→ **Do this**: Using the listing below, extract each line that has the word "JSON" in it.

→ **Record excerpts**:
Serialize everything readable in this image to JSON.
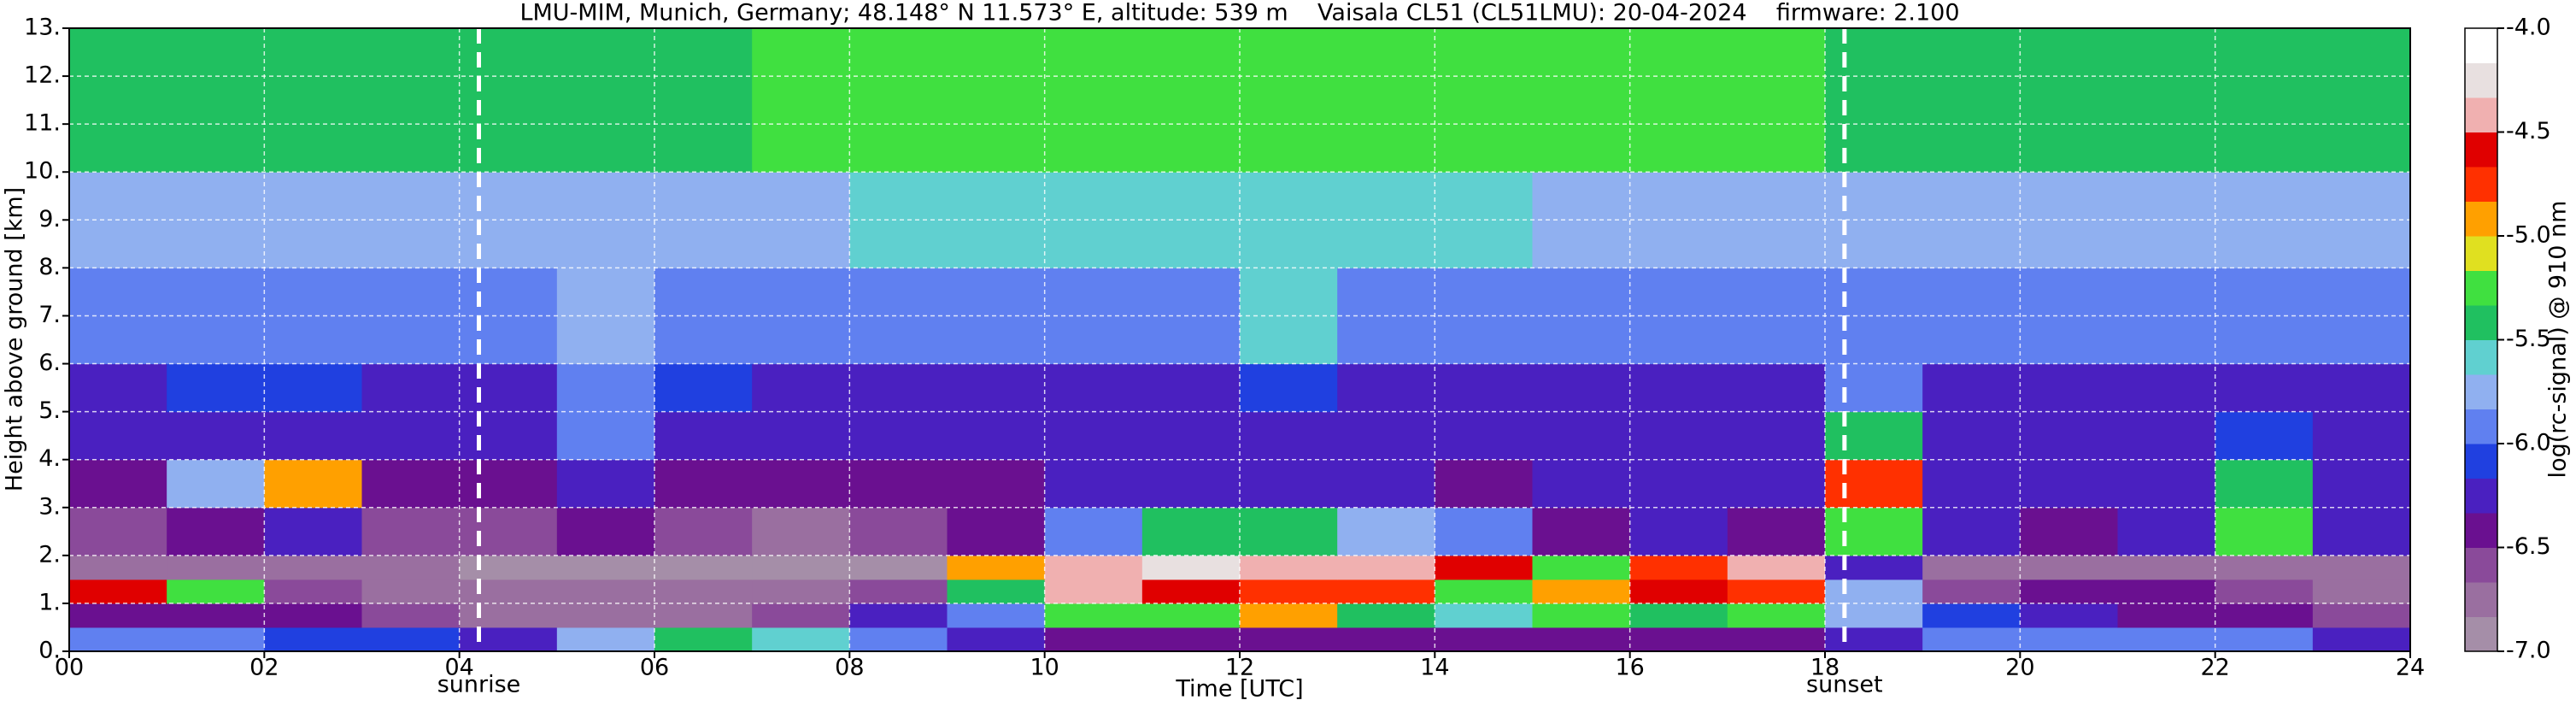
{
  "chart_data": {
    "type": "heatmap",
    "title": "LMU-MIM, Munich, Germany; 48.148° N 11.573° E, altitude: 539 m    Vaisala CL51 (CL51LMU): 20-04-2024    firmware: 2.100",
    "x_label": "Time [UTC]",
    "y_label": "Height above ground [km]",
    "colorbar_label": "log(rc-signal) @ 910 nm",
    "xlim": [
      0,
      24
    ],
    "ylim": [
      0,
      13
    ],
    "xticks": [
      {
        "value": 0,
        "label": "00"
      },
      {
        "value": 2,
        "label": "02"
      },
      {
        "value": 4,
        "label": "04"
      },
      {
        "value": 6,
        "label": "06"
      },
      {
        "value": 8,
        "label": "08"
      },
      10,
      12,
      14,
      16,
      18,
      20,
      22,
      24
    ],
    "yticks": [
      {
        "value": 0,
        "label": "0."
      },
      {
        "value": 1,
        "label": "1."
      },
      {
        "value": 2,
        "label": "2."
      },
      {
        "value": 3,
        "label": "3."
      },
      {
        "value": 4,
        "label": "4."
      },
      {
        "value": 5,
        "label": "5."
      },
      {
        "value": 6,
        "label": "6."
      },
      {
        "value": 7,
        "label": "7."
      },
      {
        "value": 8,
        "label": "8."
      },
      {
        "value": 9,
        "label": "9."
      },
      {
        "value": 10,
        "label": "10."
      },
      {
        "value": 11,
        "label": "11."
      },
      {
        "value": 12,
        "label": "12."
      },
      {
        "value": 13,
        "label": "13."
      }
    ],
    "zlim": [
      -7,
      -4
    ],
    "zticks": [
      {
        "value": -7,
        "label": "-7.0"
      },
      -6.5,
      {
        "value": -6,
        "label": "-6.0"
      },
      -5.5,
      {
        "value": -5,
        "label": "-5.0"
      },
      -4.5,
      {
        "value": -4,
        "label": "-4.0"
      }
    ],
    "colormap": [
      "#a58ea8",
      "#9a6fa0",
      "#8a4a9a",
      "#6a1090",
      "#4a20c0",
      "#2040e0",
      "#6080f0",
      "#90b0f0",
      "#60d0d0",
      "#20c060",
      "#40e040",
      "#e0e020",
      "#ffa000",
      "#ff3000",
      "#e00000",
      "#f0b0b0",
      "#e8e0e0",
      "#ffffff"
    ],
    "grid": true,
    "xbins": [
      0,
      1,
      2,
      3,
      4,
      5,
      6,
      7,
      8,
      9,
      10,
      11,
      12,
      13,
      14,
      15,
      16,
      17,
      18,
      19,
      20,
      21,
      22,
      23,
      24
    ],
    "ybins": [
      0,
      0.5,
      1,
      1.5,
      2,
      3,
      4,
      5,
      6,
      8,
      10,
      13
    ],
    "z": [
      [
        -6.0,
        -6.0,
        -6.1,
        -6.1,
        -6.2,
        -5.8,
        -5.5,
        -5.6,
        -5.9,
        -6.3,
        -6.4,
        -6.4,
        -6.5,
        -6.4,
        -6.4,
        -6.5,
        -6.4,
        -6.4,
        -6.3,
        -5.9,
        -5.9,
        -6.0,
        -6.0,
        -6.2
      ],
      [
        -6.4,
        -6.5,
        -6.5,
        -6.6,
        -6.7,
        -6.7,
        -6.7,
        -6.6,
        -6.2,
        -6.0,
        -5.2,
        -5.3,
        -5.0,
        -5.4,
        -5.6,
        -5.2,
        -5.4,
        -5.3,
        -5.8,
        -6.1,
        -6.3,
        -6.4,
        -6.5,
        -6.6
      ],
      [
        -4.6,
        -5.2,
        -6.6,
        -6.7,
        -6.8,
        -6.8,
        -6.8,
        -6.8,
        -6.6,
        -5.5,
        -4.5,
        -4.6,
        -4.7,
        -4.8,
        -5.2,
        -4.9,
        -4.6,
        -4.7,
        -5.8,
        -6.6,
        -6.4,
        -6.5,
        -6.6,
        -6.7
      ],
      [
        -6.8,
        -6.8,
        -6.7,
        -6.8,
        -6.9,
        -6.9,
        -6.9,
        -6.9,
        -6.9,
        -5.0,
        -4.4,
        -4.3,
        -4.4,
        -4.5,
        -4.6,
        -5.3,
        -4.8,
        -4.5,
        -6.2,
        -6.8,
        -6.8,
        -6.7,
        -6.7,
        -6.8
      ],
      [
        -6.6,
        -6.5,
        -6.2,
        -6.6,
        -6.6,
        -6.5,
        -6.6,
        -6.7,
        -6.6,
        -6.5,
        -6.0,
        -5.4,
        -5.4,
        -5.7,
        -5.9,
        -6.4,
        -6.3,
        -6.4,
        -5.2,
        -6.2,
        -6.4,
        -6.2,
        -5.3,
        -6.3
      ],
      [
        -6.5,
        -5.8,
        -4.9,
        -6.4,
        -6.4,
        -6.3,
        -6.4,
        -6.4,
        -6.4,
        -6.4,
        -6.3,
        -6.2,
        -6.3,
        -6.3,
        -6.4,
        -6.3,
        -6.3,
        -6.3,
        -4.8,
        -6.2,
        -6.3,
        -6.3,
        -5.5,
        -6.3
      ],
      [
        -6.3,
        -6.2,
        -6.2,
        -6.2,
        -6.2,
        -6.0,
        -6.2,
        -6.3,
        -6.3,
        -6.3,
        -6.3,
        -6.3,
        -6.3,
        -6.3,
        -6.3,
        -6.3,
        -6.3,
        -6.3,
        -5.5,
        -6.2,
        -6.2,
        -6.2,
        -6.1,
        -6.2
      ],
      [
        -6.2,
        -6.1,
        -6.1,
        -6.2,
        -6.2,
        -5.9,
        -6.1,
        -6.2,
        -6.2,
        -6.2,
        -6.2,
        -6.2,
        -6.1,
        -6.2,
        -6.2,
        -6.2,
        -6.2,
        -6.2,
        -6.0,
        -6.2,
        -6.2,
        -6.2,
        -6.2,
        -6.2
      ],
      [
        -6.0,
        -6.0,
        -6.0,
        -6.0,
        -6.0,
        -5.8,
        -6.0,
        -6.0,
        -6.0,
        -6.0,
        -6.0,
        -6.0,
        -5.6,
        -6.0,
        -6.0,
        -6.0,
        -6.0,
        -6.0,
        -6.0,
        -6.0,
        -6.0,
        -6.0,
        -6.0,
        -6.0
      ],
      [
        -5.8,
        -5.8,
        -5.8,
        -5.8,
        -5.8,
        -5.7,
        -5.7,
        -5.7,
        -5.6,
        -5.6,
        -5.6,
        -5.6,
        -5.6,
        -5.6,
        -5.6,
        -5.7,
        -5.7,
        -5.7,
        -5.8,
        -5.8,
        -5.8,
        -5.8,
        -5.8,
        -5.8
      ],
      [
        -5.5,
        -5.5,
        -5.5,
        -5.5,
        -5.5,
        -5.4,
        -5.4,
        -5.3,
        -5.3,
        -5.2,
        -5.2,
        -5.2,
        -5.2,
        -5.2,
        -5.2,
        -5.3,
        -5.3,
        -5.3,
        -5.4,
        -5.5,
        -5.5,
        -5.5,
        -5.5,
        -5.5
      ]
    ],
    "annotations": [
      {
        "text": "sunrise",
        "x": 4.2
      },
      {
        "text": "sunset",
        "x": 18.2
      }
    ]
  }
}
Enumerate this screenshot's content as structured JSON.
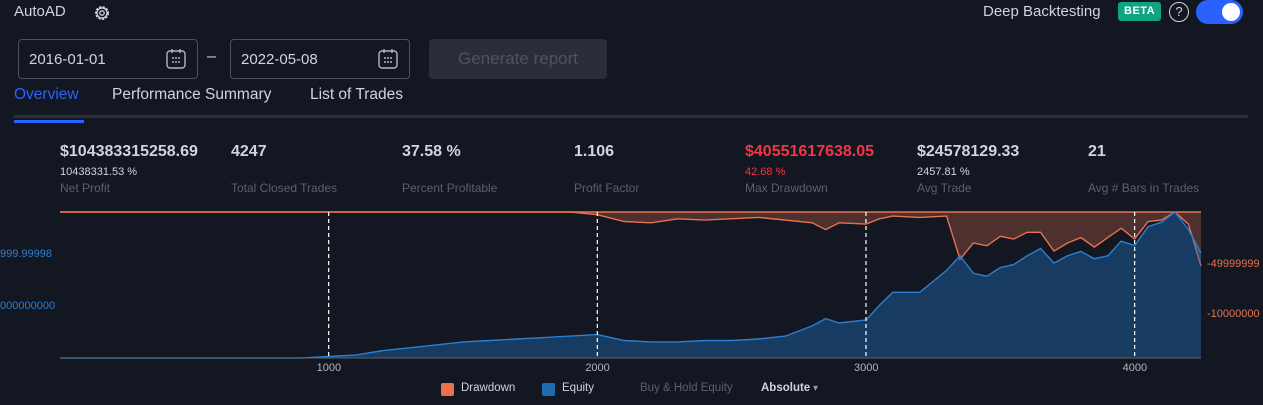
{
  "header": {
    "app_title": "AutoAD",
    "deep_backtesting_label": "Deep Backtesting",
    "beta_badge": "BETA",
    "help_glyph": "?",
    "deep_backtesting_enabled": true
  },
  "date_range": {
    "start": "2016-01-01",
    "separator": "–",
    "end": "2022-05-08",
    "generate_label": "Generate report"
  },
  "tabs": [
    {
      "label": "Overview",
      "active": true
    },
    {
      "label": "Performance Summary",
      "active": false
    },
    {
      "label": "List of Trades",
      "active": false
    }
  ],
  "stats": {
    "net_profit": {
      "value": "$104383315258.69",
      "sub": "10438331.53 %",
      "label": "Net Profit"
    },
    "total_closed_trades": {
      "value": "4247",
      "label": "Total Closed Trades"
    },
    "percent_profitable": {
      "value": "37.58 %",
      "label": "Percent Profitable"
    },
    "profit_factor": {
      "value": "1.106",
      "label": "Profit Factor"
    },
    "max_drawdown": {
      "value": "$40551617638.05",
      "sub": "42.68 %",
      "label": "Max Drawdown"
    },
    "avg_trade": {
      "value": "$24578129.33",
      "sub": "2457.81 %",
      "label": "Avg Trade"
    },
    "avg_bars": {
      "value": "21",
      "label": "Avg # Bars in Trades"
    }
  },
  "chart_axes": {
    "left_ticks": [
      "999.99998",
      "000000000"
    ],
    "right_ticks": [
      "-49999999",
      "-10000000"
    ],
    "x_ticks": [
      "1000",
      "2000",
      "3000",
      "4000"
    ]
  },
  "legend": {
    "drawdown": "Drawdown",
    "equity": "Equity",
    "buy_hold": "Buy & Hold Equity",
    "mode": "Absolute",
    "mode_caret": "▾"
  },
  "colors": {
    "accent": "#2962ff",
    "drawdown": "#e8724f",
    "equity": "#1f6bb0",
    "negative": "#f23645",
    "beta": "#0fa37f"
  },
  "chart_data": {
    "type": "area",
    "xlim": [
      0,
      4247
    ],
    "x_ticks": [
      1000,
      2000,
      3000,
      4000
    ],
    "series": [
      {
        "name": "Equity",
        "x": [
          0,
          900,
          1000,
          1100,
          1200,
          1300,
          1400,
          1500,
          1600,
          1700,
          1800,
          1900,
          2000,
          2100,
          2200,
          2300,
          2400,
          2500,
          2600,
          2700,
          2800,
          2850,
          2900,
          3000,
          3050,
          3100,
          3200,
          3300,
          3350,
          3400,
          3450,
          3500,
          3550,
          3600,
          3650,
          3700,
          3750,
          3800,
          3850,
          3900,
          3950,
          4000,
          4050,
          4100,
          4150,
          4200,
          4247
        ],
        "values": [
          0,
          0,
          0.01,
          0.02,
          0.05,
          0.07,
          0.09,
          0.11,
          0.12,
          0.13,
          0.14,
          0.15,
          0.16,
          0.12,
          0.11,
          0.11,
          0.12,
          0.12,
          0.13,
          0.15,
          0.22,
          0.27,
          0.24,
          0.26,
          0.36,
          0.45,
          0.45,
          0.6,
          0.7,
          0.58,
          0.56,
          0.62,
          0.64,
          0.7,
          0.75,
          0.65,
          0.7,
          0.73,
          0.68,
          0.7,
          0.8,
          0.77,
          0.9,
          0.93,
          1.0,
          0.88,
          0.72
        ]
      },
      {
        "name": "Drawdown",
        "x": [
          0,
          1900,
          2000,
          2100,
          2200,
          2300,
          2400,
          2600,
          2800,
          2850,
          2900,
          3000,
          3050,
          3100,
          3200,
          3300,
          3350,
          3400,
          3450,
          3500,
          3550,
          3600,
          3650,
          3700,
          3750,
          3800,
          3850,
          3900,
          3950,
          4000,
          4050,
          4100,
          4150,
          4200,
          4247
        ],
        "values": [
          0,
          0,
          0.02,
          0.07,
          0.08,
          0.05,
          0.06,
          0.04,
          0.08,
          0.13,
          0.08,
          0.09,
          0.05,
          0.03,
          0.04,
          0.03,
          0.35,
          0.23,
          0.25,
          0.18,
          0.2,
          0.15,
          0.15,
          0.29,
          0.23,
          0.19,
          0.26,
          0.19,
          0.12,
          0.2,
          0.07,
          0.06,
          0.0,
          0.09,
          0.4
        ]
      }
    ]
  }
}
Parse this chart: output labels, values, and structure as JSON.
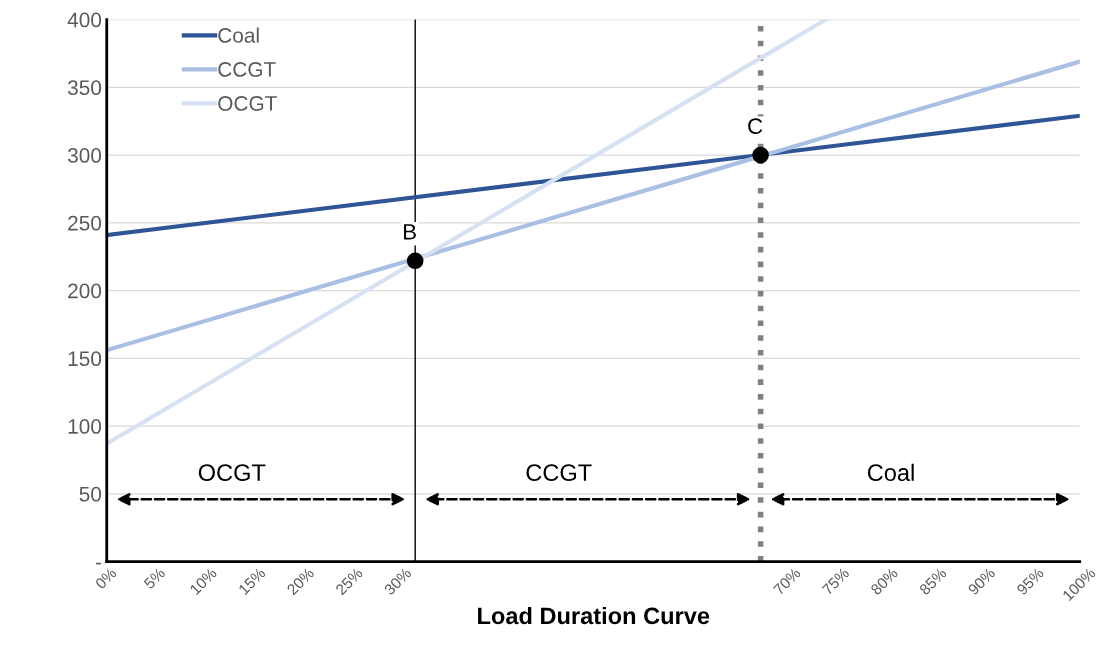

→ **Answer for this exercise**:
Serialize everything readable in this image to JSON.
Enumerate this screenshot's content as structured JSON.
Parse this chart: output labels, values, and structure as JSON.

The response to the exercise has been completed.